--- start of Information provided ---
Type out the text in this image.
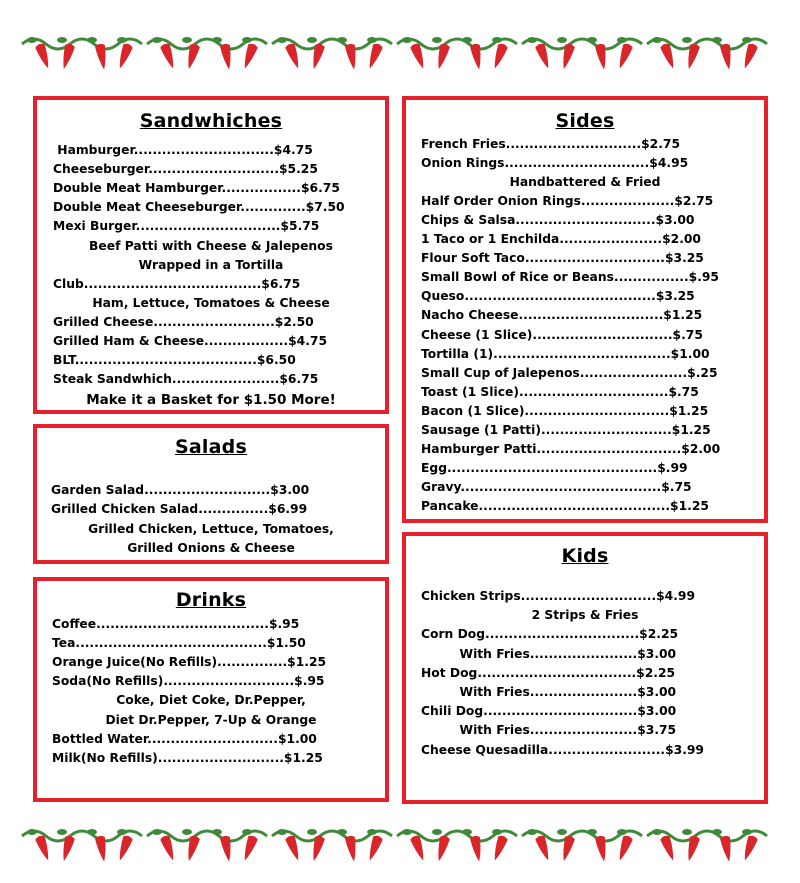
Sandwhiches
Hamburger..............................$4.75
Cheeseburger............................$5.25
Double Meat Hamburger.................$6.75
Double Meat Cheeseburger..............$7.50
Mexi Burger...............................$5.75
Beef Patti with Cheese & Jalepenos
Wrapped in a Tortilla
Club......................................$6.75
Ham, Lettuce, Tomatoes & Cheese
Grilled Cheese..........................$2.50
Grilled Ham & Cheese..................$4.75
BLT.......................................$6.50
Steak Sandwhich.......................$6.75
Make it a Basket for $1.50 More!
Salads
Garden Salad...........................$3.00
Grilled Chicken Salad...............$6.99
Grilled Chicken, Lettuce, Tomatoes,
Grilled Onions & Cheese
Drinks
Coffee.....................................$.95
Tea.........................................$1.50
Orange Juice(No Refills)...............$1.25
Soda(No Refills)............................$.95
Coke, Diet Coke, Dr.Pepper,
Diet Dr.Pepper, 7-Up & Orange
Bottled Water............................$1.00
Milk(No Refills)...........................$1.25
Sides
French Fries.............................$2.75
Onion Rings...............................$4.95
Handbattered & Fried
Half Order Onion Rings....................$2.75
Chips & Salsa..............................$3.00
1 Taco or 1 Enchilda......................$2.00
Flour Soft Taco..............................$3.25
Small Bowl of Rice or Beans................$.95
Queso.........................................$3.25
Nacho Cheese...............................$1.25
Cheese (1 Slice)..............................$.75
Tortilla (1)......................................$1.00
Small Cup of Jalepenos.......................$.25
Toast (1 Slice)................................$.75
Bacon (1 Slice)...............................$1.25
Sausage (1 Patti)............................$1.25
Hamburger Patti...............................$2.00
Egg.............................................$.99
Gravy...........................................$.75
Pancake.........................................$1.25
Kids
Chicken Strips.............................$4.99
2 Strips & Fries
Corn Dog.................................$2.25
With Fries.......................$3.00
Hot Dog..................................$2.25
With Fries.......................$3.00
Chili Dog.................................$3.00
With Fries.......................$3.75
Cheese Quesadilla.........................$3.99
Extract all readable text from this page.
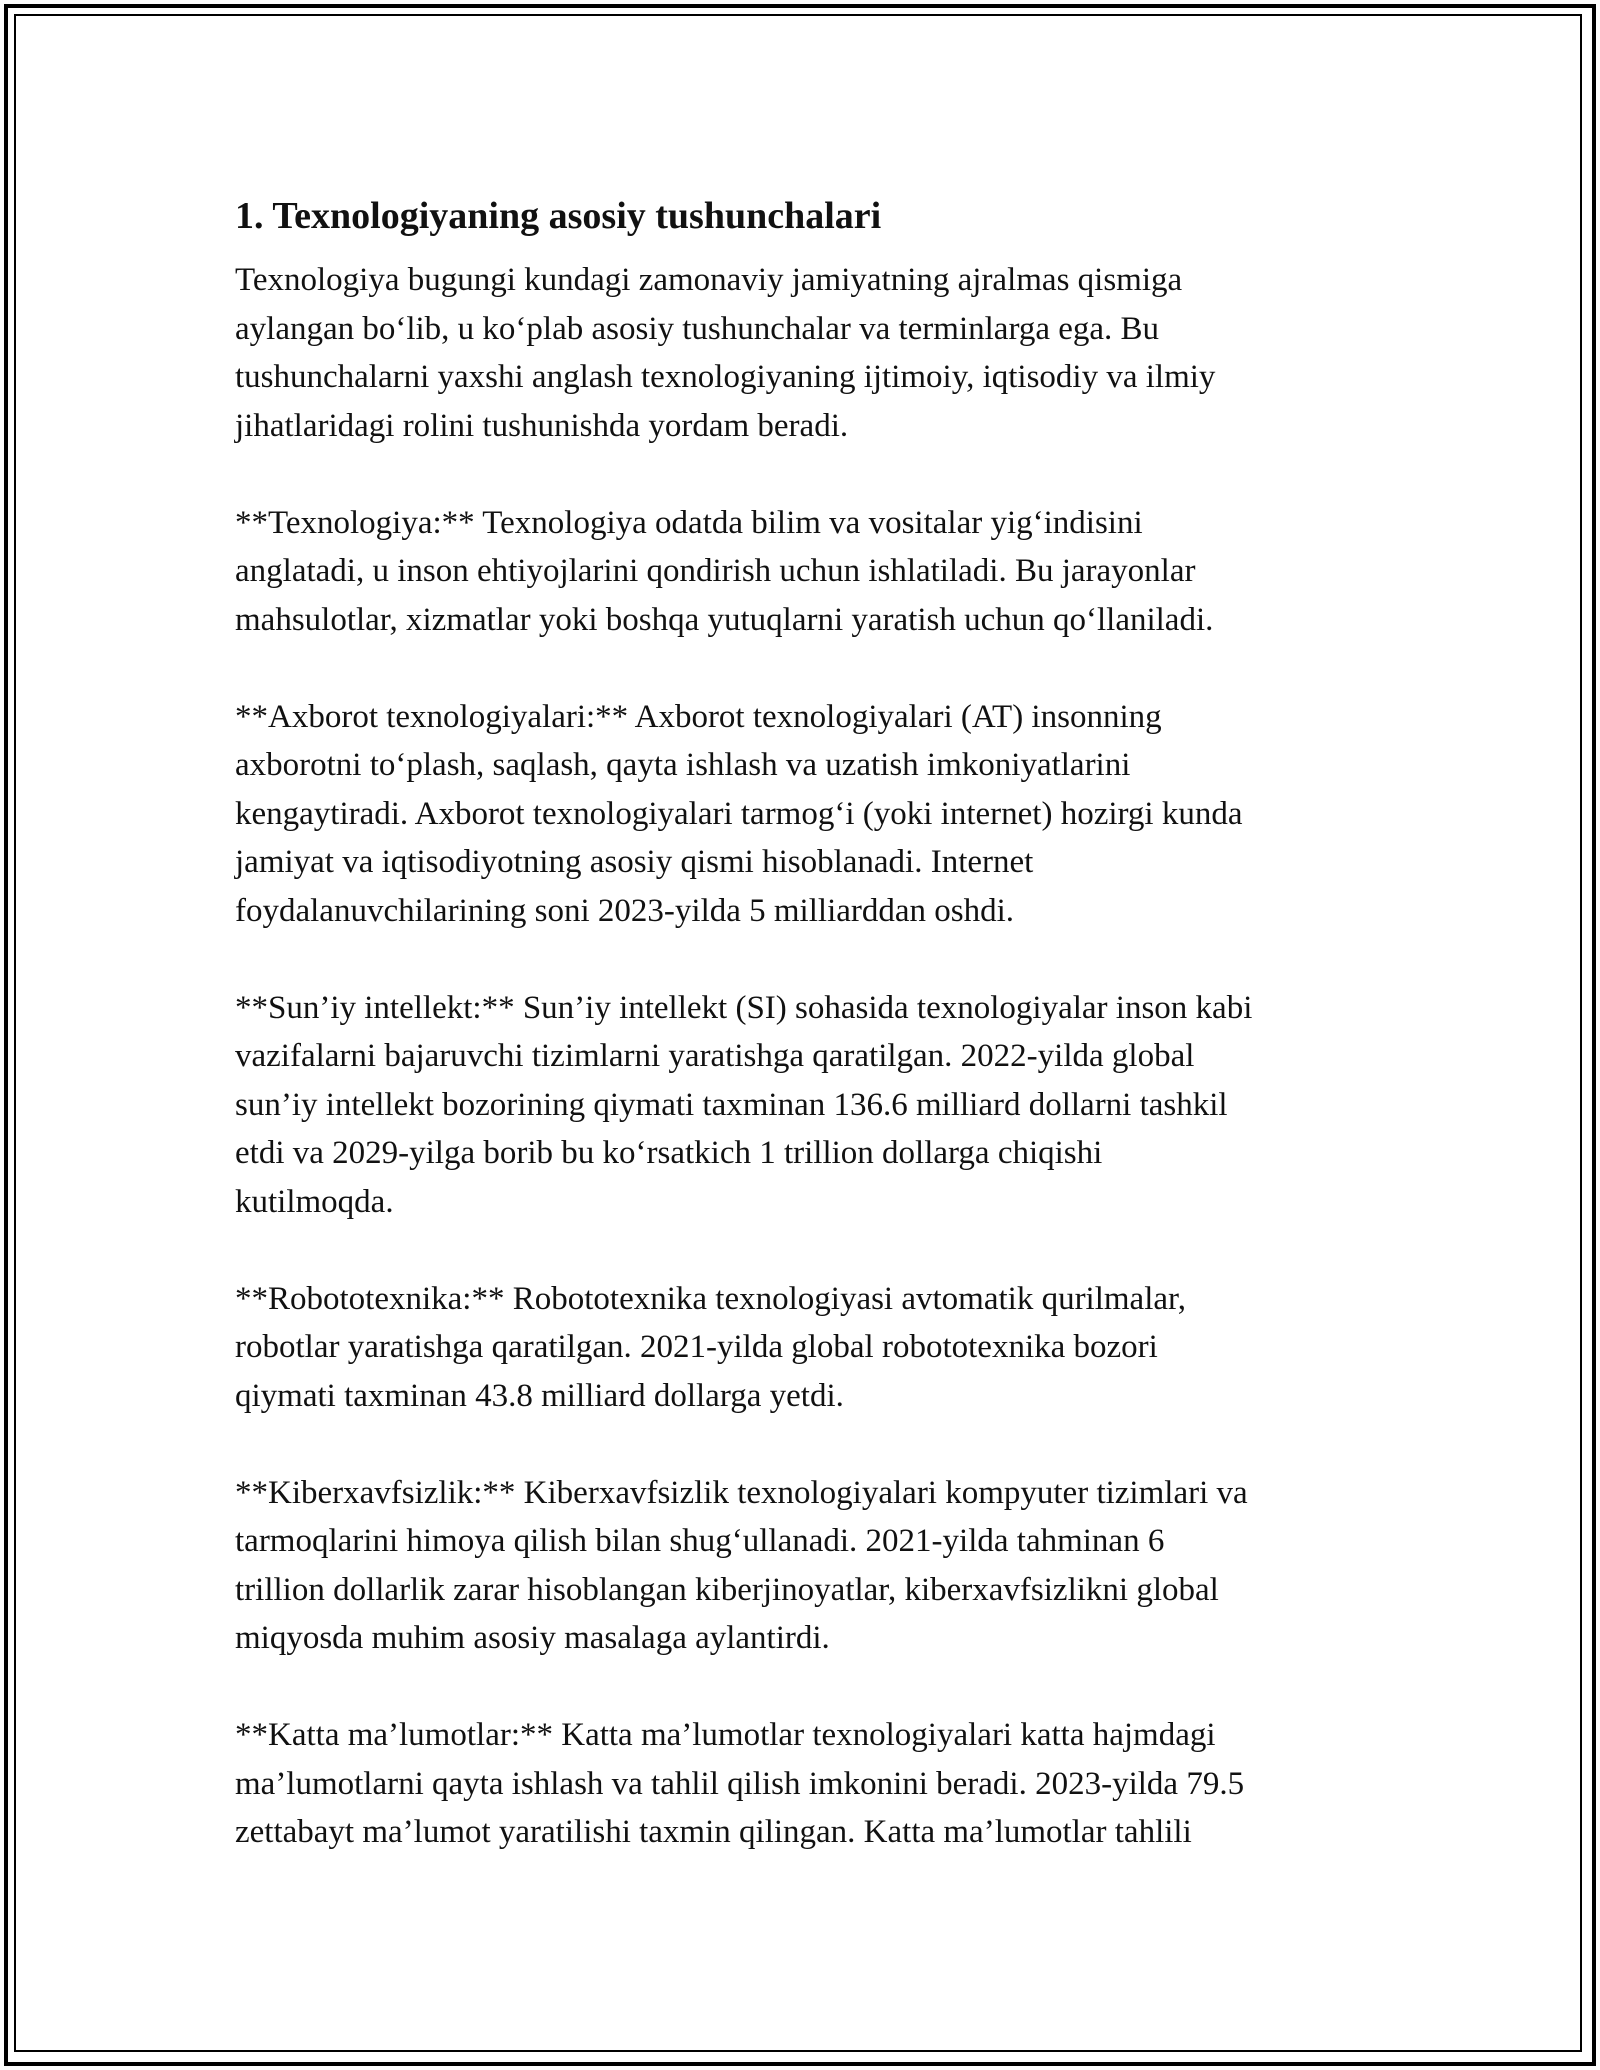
1. Texnologiyaning asosiy tushunchalari
Texnologiya bugungi kundagi zamonaviy jamiyatning ajralmas qismiga
aylangan bo‘lib, u ko‘plab asosiy tushunchalar va terminlarga ega. Bu
tushunchalarni yaxshi anglash texnologiyaning ijtimoiy, iqtisodiy va ilmiy
jihatlaridagi rolini tushunishda yordam beradi.
**Texnologiya:** Texnologiya odatda bilim va vositalar yig‘indisini
anglatadi, u inson ehtiyojlarini qondirish uchun ishlatiladi. Bu jarayonlar
mahsulotlar, xizmatlar yoki boshqa yutuqlarni yaratish uchun qo‘llaniladi.
**Axborot texnologiyalari:** Axborot texnologiyalari (AT) insonning
axborotni to‘plash, saqlash, qayta ishlash va uzatish imkoniyatlarini
kengaytiradi. Axborot texnologiyalari tarmog‘i (yoki internet) hozirgi kunda
jamiyat va iqtisodiyotning asosiy qismi hisoblanadi. Internet
foydalanuvchilarining soni 2023-yilda 5 milliarddan oshdi.
**Sun’iy intellekt:** Sun’iy intellekt (SI) sohasida texnologiyalar inson kabi
vazifalarni bajaruvchi tizimlarni yaratishga qaratilgan. 2022-yilda global
sun’iy intellekt bozorining qiymati taxminan 136.6 milliard dollarni tashkil
etdi va 2029-yilga borib bu ko‘rsatkich 1 trillion dollarga chiqishi
kutilmoqda.
**Robototexnika:** Robototexnika texnologiyasi avtomatik qurilmalar,
robotlar yaratishga qaratilgan. 2021-yilda global robototexnika bozori
qiymati taxminan 43.8 milliard dollarga yetdi.
**Kiberxavfsizlik:** Kiberxavfsizlik texnologiyalari kompyuter tizimlari va
tarmoqlarini himoya qilish bilan shug‘ullanadi. 2021-yilda tahminan 6
trillion dollarlik zarar hisoblangan kiberjinoyatlar, kiberxavfsizlikni global
miqyosda muhim asosiy masalaga aylantirdi.
**Katta ma’lumotlar:** Katta ma’lumotlar texnologiyalari katta hajmdagi
ma’lumotlarni qayta ishlash va tahlil qilish imkonini beradi. 2023-yilda 79.5
zettabayt ma’lumot yaratilishi taxmin qilingan. Katta ma’lumotlar tahlili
--- end of Information provided ---
_Task details_
Filter out all lines lacking the word "Jalepenos" and copy the rest.

_In response_
Beef Patti with Cheese & Jalepenos
Small Cup of Jalepenos.......................$.25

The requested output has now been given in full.